##### LISTED ENTRIES #####

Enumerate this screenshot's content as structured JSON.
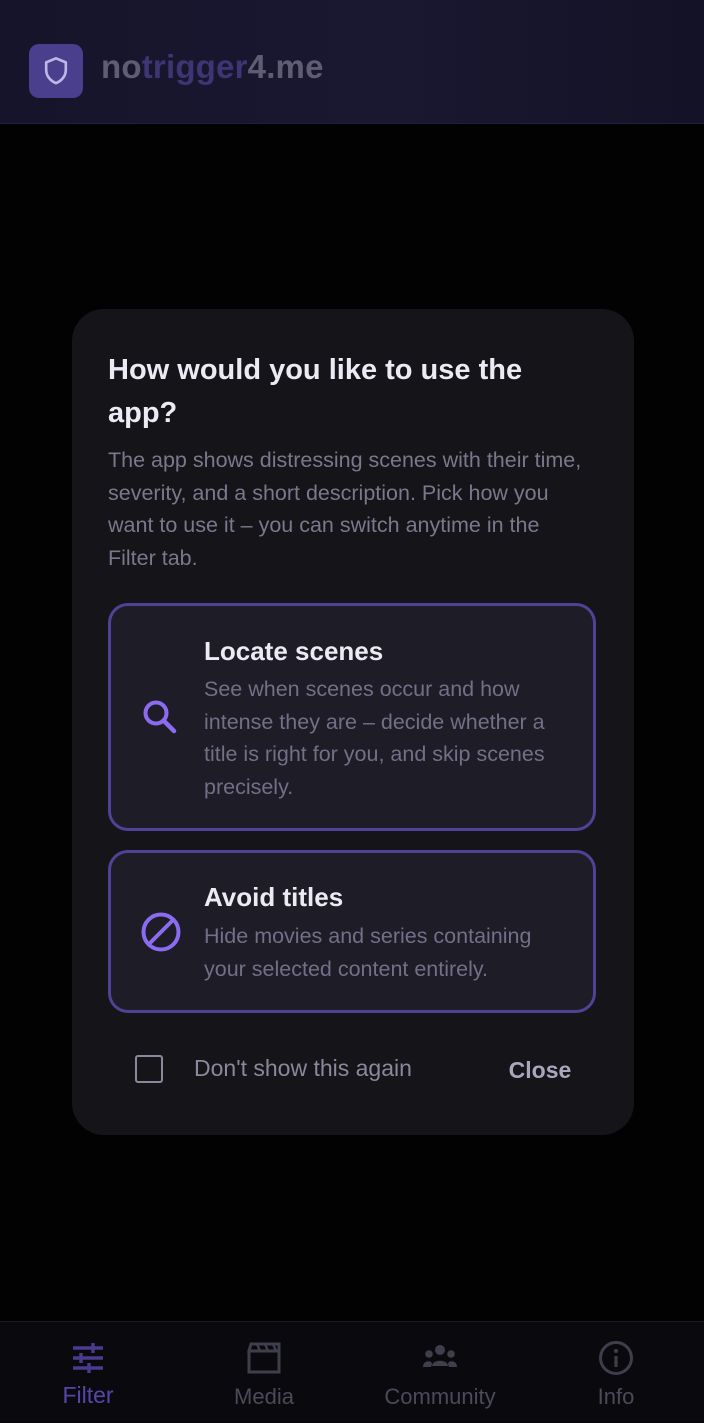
{
  "header": {
    "brand_part1": "no",
    "brand_part2": "trigger",
    "brand_part3": "4.me",
    "logo_icon": "shield-icon"
  },
  "dialog": {
    "title": "How would you like to use the app?",
    "description": "The app shows distressing scenes with their time, severity, and a short description. Pick how you want to use it – you can switch anytime in the Filter tab.",
    "options": [
      {
        "icon": "search-icon",
        "title": "Locate scenes",
        "description": "See when scenes occur and how intense they are – decide whether a title is right for you, and skip scenes precisely."
      },
      {
        "icon": "block-icon",
        "title": "Avoid titles",
        "description": "Hide movies and series containing your selected content entirely."
      }
    ],
    "checkbox_label": "Don't show this again",
    "checkbox_checked": false,
    "close_label": "Close"
  },
  "nav": {
    "items": [
      {
        "label": "Filter",
        "icon": "sliders-icon",
        "active": true
      },
      {
        "label": "Media",
        "icon": "clapperboard-icon",
        "active": false
      },
      {
        "label": "Community",
        "icon": "group-icon",
        "active": false
      },
      {
        "label": "Info",
        "icon": "info-icon",
        "active": false
      }
    ]
  },
  "colors": {
    "accent": "#8b6cf0",
    "option_border": "#4e4396",
    "dialog_bg": "#141419"
  }
}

#####

[WORK TO COMPLETE]
Pictures are not part of the copy; reproduce everything else in the records exactly.

[RESULT FOR THIS EXERCISE]
Enumerate this screenshot's content as structured JSON.
{
  "header": {
    "brand_part1": "no",
    "brand_part2": "trigger",
    "brand_part3": "4.me",
    "logo_icon": "shield-icon"
  },
  "dialog": {
    "title": "How would you like to use the app?",
    "description": "The app shows distressing scenes with their time, severity, and a short description. Pick how you want to use it – you can switch anytime in the Filter tab.",
    "options": [
      {
        "icon": "search-icon",
        "title": "Locate scenes",
        "description": "See when scenes occur and how intense they are – decide whether a title is right for you, and skip scenes precisely."
      },
      {
        "icon": "block-icon",
        "title": "Avoid titles",
        "description": "Hide movies and series containing your selected content entirely."
      }
    ],
    "checkbox_label": "Don't show this again",
    "checkbox_checked": false,
    "close_label": "Close"
  },
  "nav": {
    "items": [
      {
        "label": "Filter",
        "icon": "sliders-icon",
        "active": true
      },
      {
        "label": "Media",
        "icon": "clapperboard-icon",
        "active": false
      },
      {
        "label": "Community",
        "icon": "group-icon",
        "active": false
      },
      {
        "label": "Info",
        "icon": "info-icon",
        "active": false
      }
    ]
  },
  "colors": {
    "accent": "#8b6cf0",
    "option_border": "#4e4396",
    "dialog_bg": "#141419"
  }
}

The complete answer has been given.